What needs to be done
Restate the entries below verbatim.

Records for this task
# # # # # # #

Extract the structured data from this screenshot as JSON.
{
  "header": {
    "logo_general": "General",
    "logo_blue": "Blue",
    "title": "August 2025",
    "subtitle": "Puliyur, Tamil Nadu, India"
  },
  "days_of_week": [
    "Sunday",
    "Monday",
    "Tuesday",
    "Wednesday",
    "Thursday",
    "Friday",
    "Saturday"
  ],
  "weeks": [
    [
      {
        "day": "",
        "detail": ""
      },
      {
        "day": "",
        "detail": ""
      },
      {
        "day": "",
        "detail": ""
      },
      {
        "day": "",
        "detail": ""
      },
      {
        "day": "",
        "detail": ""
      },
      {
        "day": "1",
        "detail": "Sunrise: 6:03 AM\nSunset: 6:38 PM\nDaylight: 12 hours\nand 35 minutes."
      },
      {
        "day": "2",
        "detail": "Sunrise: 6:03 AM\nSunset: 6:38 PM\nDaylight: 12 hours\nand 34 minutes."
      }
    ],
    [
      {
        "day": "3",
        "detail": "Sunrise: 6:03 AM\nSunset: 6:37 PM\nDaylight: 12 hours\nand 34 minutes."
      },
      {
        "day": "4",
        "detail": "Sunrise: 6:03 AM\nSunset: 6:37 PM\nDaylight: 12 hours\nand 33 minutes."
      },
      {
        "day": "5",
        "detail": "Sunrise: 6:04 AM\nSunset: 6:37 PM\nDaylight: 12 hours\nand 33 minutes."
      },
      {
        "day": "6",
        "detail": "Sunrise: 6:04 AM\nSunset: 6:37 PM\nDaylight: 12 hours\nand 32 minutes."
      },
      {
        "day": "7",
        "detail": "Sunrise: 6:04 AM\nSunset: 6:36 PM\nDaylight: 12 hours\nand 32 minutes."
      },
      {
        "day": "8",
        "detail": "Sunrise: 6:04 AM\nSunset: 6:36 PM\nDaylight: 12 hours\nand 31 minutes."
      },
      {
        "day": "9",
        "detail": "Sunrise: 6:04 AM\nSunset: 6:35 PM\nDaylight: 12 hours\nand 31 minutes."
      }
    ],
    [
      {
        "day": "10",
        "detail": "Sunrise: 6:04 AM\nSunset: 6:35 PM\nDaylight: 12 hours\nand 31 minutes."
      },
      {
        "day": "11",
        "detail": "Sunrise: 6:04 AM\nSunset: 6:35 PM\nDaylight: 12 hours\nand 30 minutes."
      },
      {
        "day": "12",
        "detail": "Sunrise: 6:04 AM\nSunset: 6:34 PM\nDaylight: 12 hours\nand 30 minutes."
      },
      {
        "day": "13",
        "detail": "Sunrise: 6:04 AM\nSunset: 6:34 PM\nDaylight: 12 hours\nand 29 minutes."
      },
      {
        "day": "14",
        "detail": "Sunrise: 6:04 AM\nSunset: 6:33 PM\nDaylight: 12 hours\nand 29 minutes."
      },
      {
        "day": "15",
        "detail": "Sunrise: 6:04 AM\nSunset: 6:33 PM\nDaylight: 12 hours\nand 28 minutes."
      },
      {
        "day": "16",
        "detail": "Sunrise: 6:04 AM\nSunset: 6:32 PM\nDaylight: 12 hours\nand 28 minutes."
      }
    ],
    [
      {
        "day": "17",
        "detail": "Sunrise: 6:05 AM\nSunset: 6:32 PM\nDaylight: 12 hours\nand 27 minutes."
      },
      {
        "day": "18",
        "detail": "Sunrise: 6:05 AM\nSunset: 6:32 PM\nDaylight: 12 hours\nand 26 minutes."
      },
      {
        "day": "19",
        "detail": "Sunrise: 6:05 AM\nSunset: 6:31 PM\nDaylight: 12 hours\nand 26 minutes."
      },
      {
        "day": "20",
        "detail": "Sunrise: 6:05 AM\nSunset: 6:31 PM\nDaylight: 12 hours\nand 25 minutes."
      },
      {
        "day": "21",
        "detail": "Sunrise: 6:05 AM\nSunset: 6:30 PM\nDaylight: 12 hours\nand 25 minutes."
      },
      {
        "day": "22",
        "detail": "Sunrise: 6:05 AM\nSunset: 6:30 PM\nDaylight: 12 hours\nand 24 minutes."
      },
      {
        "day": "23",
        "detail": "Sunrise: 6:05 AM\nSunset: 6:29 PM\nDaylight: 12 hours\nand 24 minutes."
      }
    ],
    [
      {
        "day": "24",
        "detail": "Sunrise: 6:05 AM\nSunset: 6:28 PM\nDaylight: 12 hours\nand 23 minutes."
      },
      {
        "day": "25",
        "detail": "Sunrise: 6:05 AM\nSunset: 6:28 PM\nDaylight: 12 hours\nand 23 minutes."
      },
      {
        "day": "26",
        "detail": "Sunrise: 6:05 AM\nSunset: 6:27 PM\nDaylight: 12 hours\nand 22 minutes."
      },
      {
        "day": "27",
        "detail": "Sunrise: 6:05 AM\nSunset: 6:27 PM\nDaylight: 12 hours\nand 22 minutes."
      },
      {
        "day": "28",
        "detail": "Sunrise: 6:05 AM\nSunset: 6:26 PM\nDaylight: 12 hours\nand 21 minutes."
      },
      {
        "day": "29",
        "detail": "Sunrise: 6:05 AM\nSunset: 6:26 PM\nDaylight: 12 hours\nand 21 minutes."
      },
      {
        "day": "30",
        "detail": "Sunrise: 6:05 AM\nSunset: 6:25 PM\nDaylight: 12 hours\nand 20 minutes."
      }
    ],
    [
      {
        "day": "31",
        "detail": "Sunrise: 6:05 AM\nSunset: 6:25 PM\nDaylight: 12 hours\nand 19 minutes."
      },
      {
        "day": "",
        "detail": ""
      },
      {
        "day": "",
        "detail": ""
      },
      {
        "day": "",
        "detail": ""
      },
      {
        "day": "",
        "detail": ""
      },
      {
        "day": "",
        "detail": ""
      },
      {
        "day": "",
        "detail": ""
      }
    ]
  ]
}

# # # # # # #

Result
Extract the structured data from this screenshot as JSON.
{
  "header": {
    "logo_general": "General",
    "logo_blue": "Blue",
    "title": "August 2025",
    "subtitle": "Puliyur, Tamil Nadu, India"
  },
  "days_of_week": [
    "Sunday",
    "Monday",
    "Tuesday",
    "Wednesday",
    "Thursday",
    "Friday",
    "Saturday"
  ],
  "weeks": [
    [
      {
        "day": "",
        "detail": ""
      },
      {
        "day": "",
        "detail": ""
      },
      {
        "day": "",
        "detail": ""
      },
      {
        "day": "",
        "detail": ""
      },
      {
        "day": "",
        "detail": ""
      },
      {
        "day": "1",
        "detail": "Sunrise: 6:03 AM\nSunset: 6:38 PM\nDaylight: 12 hours\nand 35 minutes."
      },
      {
        "day": "2",
        "detail": "Sunrise: 6:03 AM\nSunset: 6:38 PM\nDaylight: 12 hours\nand 34 minutes."
      }
    ],
    [
      {
        "day": "3",
        "detail": "Sunrise: 6:03 AM\nSunset: 6:37 PM\nDaylight: 12 hours\nand 34 minutes."
      },
      {
        "day": "4",
        "detail": "Sunrise: 6:03 AM\nSunset: 6:37 PM\nDaylight: 12 hours\nand 33 minutes."
      },
      {
        "day": "5",
        "detail": "Sunrise: 6:04 AM\nSunset: 6:37 PM\nDaylight: 12 hours\nand 33 minutes."
      },
      {
        "day": "6",
        "detail": "Sunrise: 6:04 AM\nSunset: 6:37 PM\nDaylight: 12 hours\nand 32 minutes."
      },
      {
        "day": "7",
        "detail": "Sunrise: 6:04 AM\nSunset: 6:36 PM\nDaylight: 12 hours\nand 32 minutes."
      },
      {
        "day": "8",
        "detail": "Sunrise: 6:04 AM\nSunset: 6:36 PM\nDaylight: 12 hours\nand 31 minutes."
      },
      {
        "day": "9",
        "detail": "Sunrise: 6:04 AM\nSunset: 6:35 PM\nDaylight: 12 hours\nand 31 minutes."
      }
    ],
    [
      {
        "day": "10",
        "detail": "Sunrise: 6:04 AM\nSunset: 6:35 PM\nDaylight: 12 hours\nand 31 minutes."
      },
      {
        "day": "11",
        "detail": "Sunrise: 6:04 AM\nSunset: 6:35 PM\nDaylight: 12 hours\nand 30 minutes."
      },
      {
        "day": "12",
        "detail": "Sunrise: 6:04 AM\nSunset: 6:34 PM\nDaylight: 12 hours\nand 30 minutes."
      },
      {
        "day": "13",
        "detail": "Sunrise: 6:04 AM\nSunset: 6:34 PM\nDaylight: 12 hours\nand 29 minutes."
      },
      {
        "day": "14",
        "detail": "Sunrise: 6:04 AM\nSunset: 6:33 PM\nDaylight: 12 hours\nand 29 minutes."
      },
      {
        "day": "15",
        "detail": "Sunrise: 6:04 AM\nSunset: 6:33 PM\nDaylight: 12 hours\nand 28 minutes."
      },
      {
        "day": "16",
        "detail": "Sunrise: 6:04 AM\nSunset: 6:32 PM\nDaylight: 12 hours\nand 28 minutes."
      }
    ],
    [
      {
        "day": "17",
        "detail": "Sunrise: 6:05 AM\nSunset: 6:32 PM\nDaylight: 12 hours\nand 27 minutes."
      },
      {
        "day": "18",
        "detail": "Sunrise: 6:05 AM\nSunset: 6:32 PM\nDaylight: 12 hours\nand 26 minutes."
      },
      {
        "day": "19",
        "detail": "Sunrise: 6:05 AM\nSunset: 6:31 PM\nDaylight: 12 hours\nand 26 minutes."
      },
      {
        "day": "20",
        "detail": "Sunrise: 6:05 AM\nSunset: 6:31 PM\nDaylight: 12 hours\nand 25 minutes."
      },
      {
        "day": "21",
        "detail": "Sunrise: 6:05 AM\nSunset: 6:30 PM\nDaylight: 12 hours\nand 25 minutes."
      },
      {
        "day": "22",
        "detail": "Sunrise: 6:05 AM\nSunset: 6:30 PM\nDaylight: 12 hours\nand 24 minutes."
      },
      {
        "day": "23",
        "detail": "Sunrise: 6:05 AM\nSunset: 6:29 PM\nDaylight: 12 hours\nand 24 minutes."
      }
    ],
    [
      {
        "day": "24",
        "detail": "Sunrise: 6:05 AM\nSunset: 6:28 PM\nDaylight: 12 hours\nand 23 minutes."
      },
      {
        "day": "25",
        "detail": "Sunrise: 6:05 AM\nSunset: 6:28 PM\nDaylight: 12 hours\nand 23 minutes."
      },
      {
        "day": "26",
        "detail": "Sunrise: 6:05 AM\nSunset: 6:27 PM\nDaylight: 12 hours\nand 22 minutes."
      },
      {
        "day": "27",
        "detail": "Sunrise: 6:05 AM\nSunset: 6:27 PM\nDaylight: 12 hours\nand 22 minutes."
      },
      {
        "day": "28",
        "detail": "Sunrise: 6:05 AM\nSunset: 6:26 PM\nDaylight: 12 hours\nand 21 minutes."
      },
      {
        "day": "29",
        "detail": "Sunrise: 6:05 AM\nSunset: 6:26 PM\nDaylight: 12 hours\nand 21 minutes."
      },
      {
        "day": "30",
        "detail": "Sunrise: 6:05 AM\nSunset: 6:25 PM\nDaylight: 12 hours\nand 20 minutes."
      }
    ],
    [
      {
        "day": "31",
        "detail": "Sunrise: 6:05 AM\nSunset: 6:25 PM\nDaylight: 12 hours\nand 19 minutes."
      },
      {
        "day": "",
        "detail": ""
      },
      {
        "day": "",
        "detail": ""
      },
      {
        "day": "",
        "detail": ""
      },
      {
        "day": "",
        "detail": ""
      },
      {
        "day": "",
        "detail": ""
      },
      {
        "day": "",
        "detail": ""
      }
    ]
  ]
}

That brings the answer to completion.